### [Extracted information]
######

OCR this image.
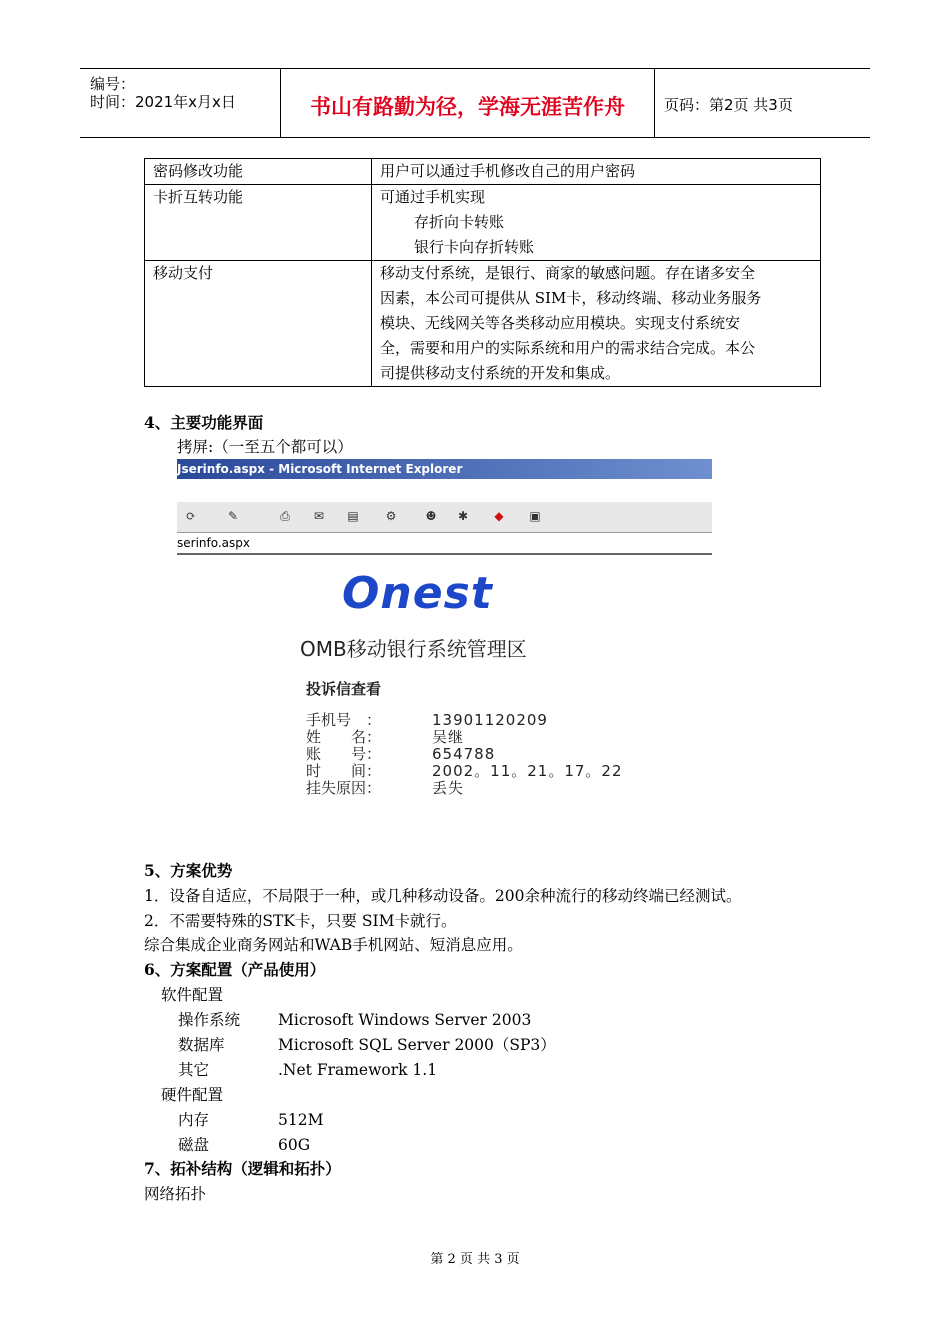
编号：
时间：2021年x月x日	书山有路勤为径，学海无涯苦作舟	页码：第2页 共3页
密码修改功能	用户可以通过手机修改自己的用户密码

卡折互转功能	可通过手机实现
存折向卡转账
银行卡向存折转账

移动支付	移动支付系统，是银行、商家的敏感问题。存在诸多安全
因素，本公司可提供从 SIM卡，移动终端、移动业务服务
模块、无线网关等各类移动应用模块。实现支付系统安
全，需要和用户的实际系统和用户的需求结合完成。本公
司提供移动支付系统的开发和集成。
4、主要功能界面
拷屏:（一至五个都可以）
Jserinfo.aspx - Microsoft Internet Explorer
⟳	✎	⎙	✉	▤	⚙	☻	✱	◆	▣
serinfo.aspx
Onest
OMB移动银行系统管理区
投诉信查看
手机号　：	13901120209
姓　　名：	吴继
账　　号：	654788
时　　间：	2002。11。21。17。22
挂失原因：	丢失
5、方案优势
1．设备自适应，不局限于一种，或几种移动设备。200余种流行的移动终端已经测试。
2．不需要特殊的STK卡，只要 SIM卡就行。
综合集成企业商务网站和WAB手机网站、短消息应用。
6、方案配置（产品使用）
软件配置
操作系统 Microsoft Windows Server 2003
数据库	Microsoft SQL Server 2000（SP3）
其它	.Net Framework 1.1
硬件配置
内存	512M
磁盘	60G
7、拓补结构（逻辑和拓扑）
网络拓扑
第 2 页 共 3 页
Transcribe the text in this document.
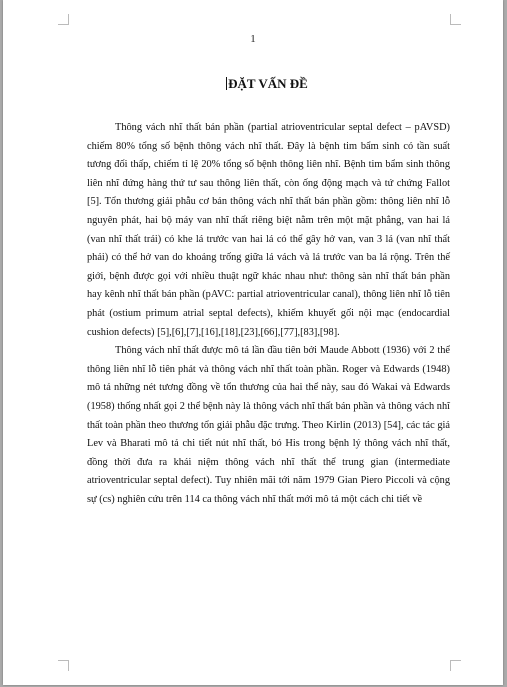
1
ĐẶT VẤN ĐỀ

Thông vách nhĩ thất bán phần (partial atrioventricular septal defect – pAVSD) chiếm 80% tổng số bệnh thông vách nhĩ thất. Đây là bệnh tim bẩm sinh có tần suất tương đối thấp, chiếm tỉ lệ 20% tổng số bệnh thông liên nhĩ. Bệnh tim bẩm sinh thông liên nhĩ đứng hàng thứ tư sau thông liên thất, còn ống động mạch và tứ chứng Fallot [5]. Tổn thương giải phẫu cơ bản thông vách nhĩ thất bán phần gồm: thông liên nhĩ lỗ nguyên phát, hai bộ máy van nhĩ thất riêng biệt nằm trên một mặt phẳng, van hai lá (van nhĩ thất trái) có khe lá trước van hai lá có thể gây hở van, van 3 lá (van nhĩ thất phải) có thể hở van do khoảng trống giữa lá vách và lá trước van ba lá rộng. Trên thế giới, bệnh được gọi với nhiều thuật ngữ khác nhau như: thông sàn nhĩ thất bán phần hay kênh nhĩ thất bán phần (pAVC: partial atrioventricular canal), thông liên nhĩ lỗ tiên phát (ostium primum atrial septal defects), khiếm khuyết gối nội mạc (endocardial cushion defects) [5],[6],[7],[16],[18],[23],[66],[77],[83],[98].

Thông vách nhĩ thất được mô tả lần đầu tiên bởi Maude Abbott (1936) với 2 thể thông liên nhĩ lỗ tiên phát và thông vách nhĩ thất toàn phần. Roger và Edwards (1948) mô tả những nét tương đồng về tổn thương của hai thể này, sau đó Wakai và Edwards (1958) thống nhất gọi 2 thể bệnh này là thông vách nhĩ thất bán phần và thông vách nhĩ thất toàn phần theo thương tổn giải phẫu đặc trưng. Theo Kirlin (2013) [54], các tác giả Lev và Bharati mô tả chi tiết nút nhĩ thất, bó His trong bệnh lý thông vách nhĩ thất, đồng thời đưa ra khái niệm thông vách nhĩ thất thể trung gian (intermediate atrioventricular septal defect). Tuy nhiên mãi tới năm 1979 Gian Piero Piccoli và cộng sự (cs) nghiên cứu trên 114 ca thông vách nhĩ thất mới mô tả một cách chi tiết về
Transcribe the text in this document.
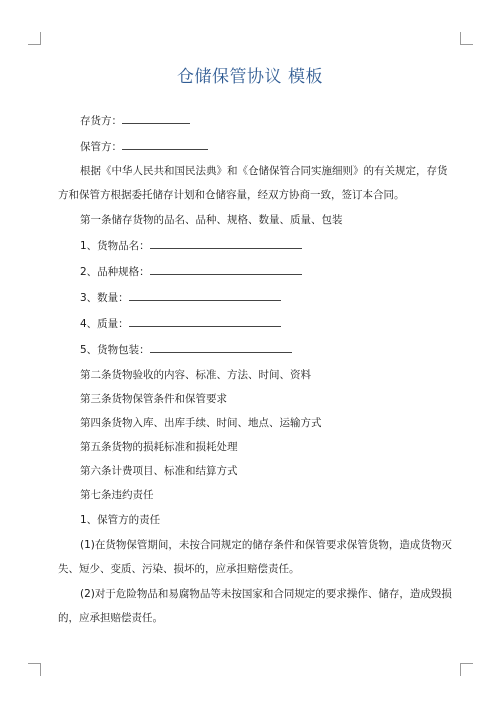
仓储保管协议 模板

存货方：

保管方：

根据《中华人民共和国民法典》和《仓储保管合同实施细则》的有关规定，存货

方和保管方根据委托储存计划和仓储容量，经双方协商一致，签订本合同。

第一条储存货物的品名、品种、规格、数量、质量、包装

1、货物品名：

2、品种规格：

3、数量：

4、质量：

5、货物包装：

第二条货物验收的内容、标准、方法、时间、资料

第三条货物保管条件和保管要求

第四条货物入库、出库手续、时间、地点、运输方式

第五条货物的损耗标准和损耗处理

第六条计费项目、标准和结算方式

第七条违约责任

1、保管方的责任

(1)在货物保管期间，未按合同规定的储存条件和保管要求保管货物，造成货物灭

失、短少、变质、污染、损坏的，应承担赔偿责任。

(2)对于危险物品和易腐物品等未按国家和合同规定的要求操作、储存，造成毁损

的，应承担赔偿责任。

######

### [Short exercise]
Give only the number of lines in the records that include the word "Microsoft".

### [Exercise response]
3